■ Dataset listings of figures:
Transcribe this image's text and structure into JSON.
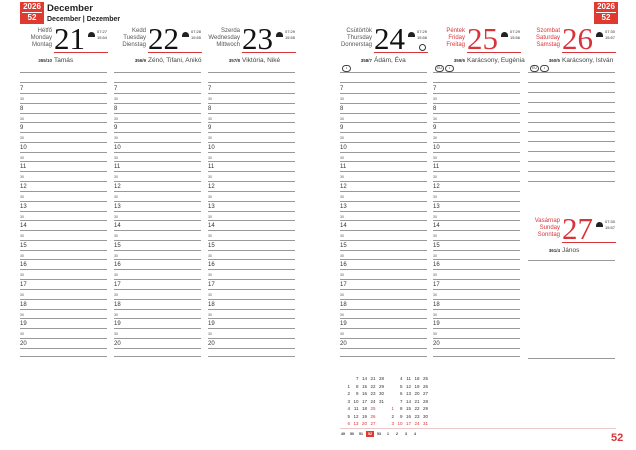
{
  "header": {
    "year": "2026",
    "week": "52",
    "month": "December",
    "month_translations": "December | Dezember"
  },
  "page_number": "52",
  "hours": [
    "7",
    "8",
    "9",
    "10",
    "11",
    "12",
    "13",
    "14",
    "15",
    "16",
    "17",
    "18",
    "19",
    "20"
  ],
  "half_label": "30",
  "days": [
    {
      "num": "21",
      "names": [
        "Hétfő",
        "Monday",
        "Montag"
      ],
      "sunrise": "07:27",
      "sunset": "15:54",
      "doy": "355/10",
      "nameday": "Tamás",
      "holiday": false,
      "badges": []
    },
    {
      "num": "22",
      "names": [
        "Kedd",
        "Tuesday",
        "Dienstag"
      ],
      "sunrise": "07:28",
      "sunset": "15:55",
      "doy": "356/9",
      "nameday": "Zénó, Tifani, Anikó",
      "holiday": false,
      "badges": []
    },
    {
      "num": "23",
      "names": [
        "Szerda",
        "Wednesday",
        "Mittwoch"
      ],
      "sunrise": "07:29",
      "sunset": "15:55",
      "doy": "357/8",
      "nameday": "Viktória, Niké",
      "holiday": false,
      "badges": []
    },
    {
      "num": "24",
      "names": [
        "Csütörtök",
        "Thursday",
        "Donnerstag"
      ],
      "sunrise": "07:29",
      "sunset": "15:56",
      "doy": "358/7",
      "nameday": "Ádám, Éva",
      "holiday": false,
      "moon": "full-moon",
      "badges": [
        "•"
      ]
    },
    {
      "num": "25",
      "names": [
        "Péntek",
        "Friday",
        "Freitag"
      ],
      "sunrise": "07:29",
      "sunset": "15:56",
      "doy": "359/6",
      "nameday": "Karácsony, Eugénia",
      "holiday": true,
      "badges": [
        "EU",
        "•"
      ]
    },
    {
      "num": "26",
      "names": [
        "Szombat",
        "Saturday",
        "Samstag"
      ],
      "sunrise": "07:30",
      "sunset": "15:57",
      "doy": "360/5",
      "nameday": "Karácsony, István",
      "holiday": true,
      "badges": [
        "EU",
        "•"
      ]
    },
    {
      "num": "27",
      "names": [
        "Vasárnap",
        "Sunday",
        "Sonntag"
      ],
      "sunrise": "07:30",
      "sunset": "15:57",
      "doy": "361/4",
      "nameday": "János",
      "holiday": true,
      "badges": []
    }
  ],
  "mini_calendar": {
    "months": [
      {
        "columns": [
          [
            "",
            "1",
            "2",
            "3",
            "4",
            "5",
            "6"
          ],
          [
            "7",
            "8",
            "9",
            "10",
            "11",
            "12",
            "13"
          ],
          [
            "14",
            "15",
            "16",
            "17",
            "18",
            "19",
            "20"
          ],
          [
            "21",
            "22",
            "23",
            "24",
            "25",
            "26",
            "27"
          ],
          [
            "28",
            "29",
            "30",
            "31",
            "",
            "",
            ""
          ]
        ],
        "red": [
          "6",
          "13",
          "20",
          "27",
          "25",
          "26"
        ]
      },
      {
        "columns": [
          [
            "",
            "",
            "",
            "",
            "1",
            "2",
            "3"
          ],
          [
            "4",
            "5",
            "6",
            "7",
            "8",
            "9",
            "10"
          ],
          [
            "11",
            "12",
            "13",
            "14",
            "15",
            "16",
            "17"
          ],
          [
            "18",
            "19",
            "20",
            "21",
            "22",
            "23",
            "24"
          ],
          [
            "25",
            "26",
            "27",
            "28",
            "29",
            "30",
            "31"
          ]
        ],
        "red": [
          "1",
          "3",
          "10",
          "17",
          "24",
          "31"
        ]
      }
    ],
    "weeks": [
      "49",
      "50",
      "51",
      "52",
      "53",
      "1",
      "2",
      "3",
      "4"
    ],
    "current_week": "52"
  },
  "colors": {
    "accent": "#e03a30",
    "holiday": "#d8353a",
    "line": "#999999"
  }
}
--
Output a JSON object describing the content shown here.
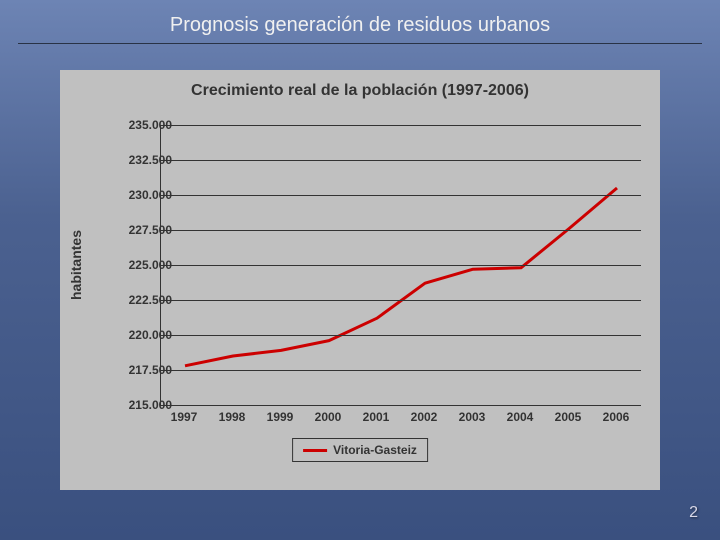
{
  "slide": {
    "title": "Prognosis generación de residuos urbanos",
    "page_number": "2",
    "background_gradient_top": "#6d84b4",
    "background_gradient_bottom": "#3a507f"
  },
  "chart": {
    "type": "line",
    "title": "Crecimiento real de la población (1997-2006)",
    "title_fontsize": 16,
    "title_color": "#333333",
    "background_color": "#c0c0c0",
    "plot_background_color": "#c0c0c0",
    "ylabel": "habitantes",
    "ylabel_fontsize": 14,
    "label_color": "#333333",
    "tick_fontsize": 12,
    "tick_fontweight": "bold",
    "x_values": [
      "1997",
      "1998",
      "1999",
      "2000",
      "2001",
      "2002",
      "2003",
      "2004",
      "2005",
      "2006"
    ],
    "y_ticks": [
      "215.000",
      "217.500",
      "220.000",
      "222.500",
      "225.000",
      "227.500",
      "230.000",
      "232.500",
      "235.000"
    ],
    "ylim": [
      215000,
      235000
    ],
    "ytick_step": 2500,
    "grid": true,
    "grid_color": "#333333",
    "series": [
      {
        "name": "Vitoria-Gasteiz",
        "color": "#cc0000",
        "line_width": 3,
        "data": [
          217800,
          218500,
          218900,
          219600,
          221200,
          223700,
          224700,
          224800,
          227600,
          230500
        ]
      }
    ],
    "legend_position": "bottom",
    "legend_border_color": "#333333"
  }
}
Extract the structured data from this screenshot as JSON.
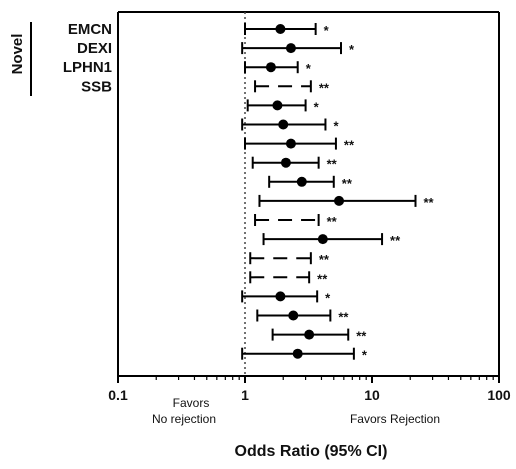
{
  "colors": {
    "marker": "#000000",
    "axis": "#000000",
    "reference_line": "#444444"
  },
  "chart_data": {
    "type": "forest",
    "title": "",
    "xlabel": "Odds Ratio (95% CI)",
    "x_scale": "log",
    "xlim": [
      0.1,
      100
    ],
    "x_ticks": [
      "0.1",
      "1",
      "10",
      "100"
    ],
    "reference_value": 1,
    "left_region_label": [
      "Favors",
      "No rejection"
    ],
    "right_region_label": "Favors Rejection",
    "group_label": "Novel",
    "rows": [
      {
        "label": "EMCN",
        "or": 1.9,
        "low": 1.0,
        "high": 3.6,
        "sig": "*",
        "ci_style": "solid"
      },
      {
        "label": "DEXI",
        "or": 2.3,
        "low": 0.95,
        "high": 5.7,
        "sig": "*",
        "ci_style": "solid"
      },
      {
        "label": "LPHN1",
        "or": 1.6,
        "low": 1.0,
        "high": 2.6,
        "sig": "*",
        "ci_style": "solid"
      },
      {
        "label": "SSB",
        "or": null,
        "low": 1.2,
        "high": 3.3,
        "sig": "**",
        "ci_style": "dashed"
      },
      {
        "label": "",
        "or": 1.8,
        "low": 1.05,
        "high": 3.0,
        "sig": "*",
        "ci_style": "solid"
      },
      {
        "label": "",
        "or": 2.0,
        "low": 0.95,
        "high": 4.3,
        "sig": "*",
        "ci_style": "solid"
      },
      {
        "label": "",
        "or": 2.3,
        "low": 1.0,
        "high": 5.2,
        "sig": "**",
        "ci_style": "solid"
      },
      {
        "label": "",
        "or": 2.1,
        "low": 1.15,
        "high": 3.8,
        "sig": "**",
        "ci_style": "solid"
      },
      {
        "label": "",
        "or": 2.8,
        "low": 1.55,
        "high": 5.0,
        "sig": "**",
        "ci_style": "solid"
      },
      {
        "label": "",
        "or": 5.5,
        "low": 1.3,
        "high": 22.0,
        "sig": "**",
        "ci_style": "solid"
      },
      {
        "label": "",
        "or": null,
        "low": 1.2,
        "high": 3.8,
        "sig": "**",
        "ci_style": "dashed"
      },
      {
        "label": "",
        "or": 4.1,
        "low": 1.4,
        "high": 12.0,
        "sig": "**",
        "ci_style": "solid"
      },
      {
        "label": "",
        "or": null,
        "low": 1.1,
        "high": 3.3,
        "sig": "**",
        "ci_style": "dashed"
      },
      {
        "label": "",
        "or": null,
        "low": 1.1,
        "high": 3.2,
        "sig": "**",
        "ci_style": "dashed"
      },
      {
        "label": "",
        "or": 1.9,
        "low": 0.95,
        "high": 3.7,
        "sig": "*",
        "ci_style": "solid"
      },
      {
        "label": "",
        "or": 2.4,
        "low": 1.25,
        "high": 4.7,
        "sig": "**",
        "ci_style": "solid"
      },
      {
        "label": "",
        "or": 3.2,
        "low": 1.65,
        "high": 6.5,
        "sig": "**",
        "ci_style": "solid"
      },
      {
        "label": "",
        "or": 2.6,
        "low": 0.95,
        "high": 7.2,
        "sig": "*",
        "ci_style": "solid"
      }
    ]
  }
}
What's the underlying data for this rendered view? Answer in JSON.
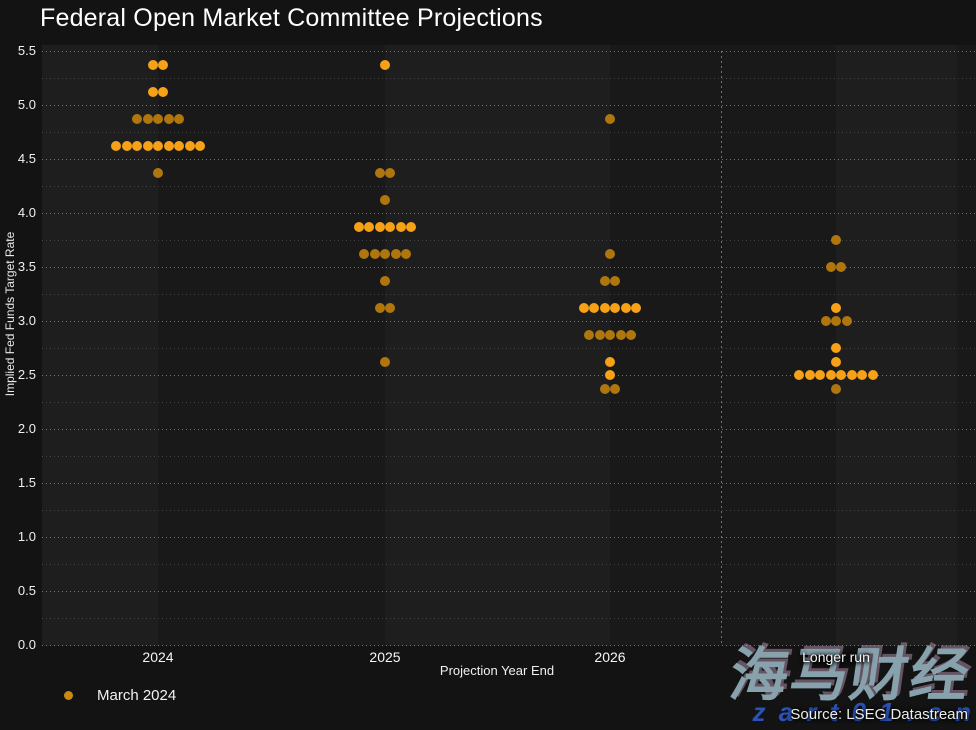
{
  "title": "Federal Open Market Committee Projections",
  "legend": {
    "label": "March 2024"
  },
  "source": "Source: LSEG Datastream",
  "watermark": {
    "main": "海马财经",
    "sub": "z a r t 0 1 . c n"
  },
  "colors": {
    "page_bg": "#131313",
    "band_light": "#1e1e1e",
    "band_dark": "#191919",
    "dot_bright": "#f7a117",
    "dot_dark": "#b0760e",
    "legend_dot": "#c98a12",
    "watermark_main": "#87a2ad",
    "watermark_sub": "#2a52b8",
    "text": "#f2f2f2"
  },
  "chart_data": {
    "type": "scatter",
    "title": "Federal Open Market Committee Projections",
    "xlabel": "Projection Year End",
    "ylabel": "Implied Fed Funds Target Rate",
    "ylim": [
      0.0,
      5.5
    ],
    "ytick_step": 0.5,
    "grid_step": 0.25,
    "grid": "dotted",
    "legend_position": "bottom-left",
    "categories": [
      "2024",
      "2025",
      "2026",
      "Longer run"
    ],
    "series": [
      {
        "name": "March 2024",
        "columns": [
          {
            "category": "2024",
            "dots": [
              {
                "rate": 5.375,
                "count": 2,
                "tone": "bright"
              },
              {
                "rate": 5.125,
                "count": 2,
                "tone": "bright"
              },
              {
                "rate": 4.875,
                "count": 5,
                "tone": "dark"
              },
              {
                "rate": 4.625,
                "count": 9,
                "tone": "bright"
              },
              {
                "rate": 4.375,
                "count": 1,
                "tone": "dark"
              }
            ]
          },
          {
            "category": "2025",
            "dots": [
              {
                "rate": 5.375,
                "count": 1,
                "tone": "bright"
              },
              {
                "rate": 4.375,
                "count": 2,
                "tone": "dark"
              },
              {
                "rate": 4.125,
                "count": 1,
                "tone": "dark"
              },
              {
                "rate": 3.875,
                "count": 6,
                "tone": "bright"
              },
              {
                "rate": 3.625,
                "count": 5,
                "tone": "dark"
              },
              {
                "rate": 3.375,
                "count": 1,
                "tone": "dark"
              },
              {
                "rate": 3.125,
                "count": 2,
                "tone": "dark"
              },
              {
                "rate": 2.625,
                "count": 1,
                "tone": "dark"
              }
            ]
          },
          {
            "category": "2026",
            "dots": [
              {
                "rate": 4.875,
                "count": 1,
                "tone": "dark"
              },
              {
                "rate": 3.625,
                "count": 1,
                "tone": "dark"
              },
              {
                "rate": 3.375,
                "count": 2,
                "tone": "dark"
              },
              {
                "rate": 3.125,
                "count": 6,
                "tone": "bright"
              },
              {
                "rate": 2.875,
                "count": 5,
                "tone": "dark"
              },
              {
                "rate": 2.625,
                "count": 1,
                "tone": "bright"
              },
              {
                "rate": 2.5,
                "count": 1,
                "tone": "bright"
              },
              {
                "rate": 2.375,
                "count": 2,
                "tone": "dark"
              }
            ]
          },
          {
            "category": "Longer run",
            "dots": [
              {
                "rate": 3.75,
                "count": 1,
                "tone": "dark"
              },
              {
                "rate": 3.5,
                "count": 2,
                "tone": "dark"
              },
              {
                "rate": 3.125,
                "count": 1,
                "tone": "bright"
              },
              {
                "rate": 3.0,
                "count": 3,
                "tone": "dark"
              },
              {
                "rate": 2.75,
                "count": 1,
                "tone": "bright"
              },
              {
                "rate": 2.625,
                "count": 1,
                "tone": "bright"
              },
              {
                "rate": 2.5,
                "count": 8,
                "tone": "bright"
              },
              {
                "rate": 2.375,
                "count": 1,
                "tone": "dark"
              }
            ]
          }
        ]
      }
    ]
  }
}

■ Work required: Copy each line of the preceding data that contains the string "December".

■ Response below:
    "month": "December",
    "month_translations": "December | Dezember"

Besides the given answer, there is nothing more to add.